WORK TO DO:
Single out the lines of the material that contain "text" and copy them.
────────────────
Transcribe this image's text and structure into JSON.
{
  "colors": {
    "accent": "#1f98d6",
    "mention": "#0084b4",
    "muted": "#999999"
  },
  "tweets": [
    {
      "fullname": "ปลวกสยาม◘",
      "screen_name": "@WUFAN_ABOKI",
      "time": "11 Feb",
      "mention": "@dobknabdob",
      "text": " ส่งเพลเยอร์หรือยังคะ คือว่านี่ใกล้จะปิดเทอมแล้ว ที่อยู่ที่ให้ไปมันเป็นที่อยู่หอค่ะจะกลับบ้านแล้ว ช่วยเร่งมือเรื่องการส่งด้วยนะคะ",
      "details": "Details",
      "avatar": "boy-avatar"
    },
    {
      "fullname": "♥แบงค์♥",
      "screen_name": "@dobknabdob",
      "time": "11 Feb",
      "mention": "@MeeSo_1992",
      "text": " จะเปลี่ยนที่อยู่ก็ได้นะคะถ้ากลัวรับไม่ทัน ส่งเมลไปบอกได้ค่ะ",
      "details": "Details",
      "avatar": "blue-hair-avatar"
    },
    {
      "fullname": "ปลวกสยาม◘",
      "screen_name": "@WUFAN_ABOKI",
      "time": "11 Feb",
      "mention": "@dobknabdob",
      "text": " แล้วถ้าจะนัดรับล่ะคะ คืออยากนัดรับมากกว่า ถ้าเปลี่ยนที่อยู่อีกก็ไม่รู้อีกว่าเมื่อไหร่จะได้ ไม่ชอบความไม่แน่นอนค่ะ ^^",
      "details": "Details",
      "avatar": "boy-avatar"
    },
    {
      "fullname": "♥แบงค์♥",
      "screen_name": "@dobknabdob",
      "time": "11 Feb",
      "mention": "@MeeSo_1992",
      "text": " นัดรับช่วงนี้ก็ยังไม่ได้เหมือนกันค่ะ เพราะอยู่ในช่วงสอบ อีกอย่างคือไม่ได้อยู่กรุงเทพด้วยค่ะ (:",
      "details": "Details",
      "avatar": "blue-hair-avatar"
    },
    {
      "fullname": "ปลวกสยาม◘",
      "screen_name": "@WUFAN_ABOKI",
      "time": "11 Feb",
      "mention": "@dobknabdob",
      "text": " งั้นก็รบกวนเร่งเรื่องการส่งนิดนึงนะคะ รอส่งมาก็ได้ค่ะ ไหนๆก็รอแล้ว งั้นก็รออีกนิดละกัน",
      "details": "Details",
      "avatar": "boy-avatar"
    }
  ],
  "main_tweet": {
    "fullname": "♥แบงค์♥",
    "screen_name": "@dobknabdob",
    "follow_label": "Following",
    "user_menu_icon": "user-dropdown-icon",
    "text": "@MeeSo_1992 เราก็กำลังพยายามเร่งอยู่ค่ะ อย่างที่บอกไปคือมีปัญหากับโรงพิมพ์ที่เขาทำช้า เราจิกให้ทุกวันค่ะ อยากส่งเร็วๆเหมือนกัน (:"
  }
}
────────────────
CORRECT OUTPUT:
Transcribe this image's text and structure into JSON.
      "text": " ส่งเพลเยอร์หรือยังคะ คือว่านี่ใกล้จะปิดเทอมแล้ว ที่อยู่ที่ให้ไปมันเป็นที่อยู่หอค่ะจะกลับบ้านแล้ว ช่วยเร่งมือเรื่องการส่งด้วยนะคะ",
      "text": " จะเปลี่ยนที่อยู่ก็ได้นะคะถ้ากลัวรับไม่ทัน ส่งเมลไปบอกได้ค่ะ",
      "text": " แล้วถ้าจะนัดรับล่ะคะ คืออยากนัดรับมากกว่า ถ้าเปลี่ยนที่อยู่อีกก็ไม่รู้อีกว่าเมื่อไหร่จะได้ ไม่ชอบความไม่แน่นอนค่ะ ^^",
      "text": " นัดรับช่วงนี้ก็ยังไม่ได้เหมือนกันค่ะ เพราะอยู่ในช่วงสอบ อีกอย่างคือไม่ได้อยู่กรุงเทพด้วยค่ะ (:",
      "text": " งั้นก็รบกวนเร่งเรื่องการส่งนิดนึงนะคะ รอส่งมาก็ได้ค่ะ ไหนๆก็รอแล้ว งั้นก็รออีกนิดละกัน",
    "text": "@MeeSo_1992 เราก็กำลังพยายามเร่งอยู่ค่ะ อย่างที่บอกไปคือมีปัญหากับโรงพิมพ์ที่เขาทำช้า เราจิกให้ทุกวันค่ะ อยากส่งเร็วๆเหมือนกัน (:"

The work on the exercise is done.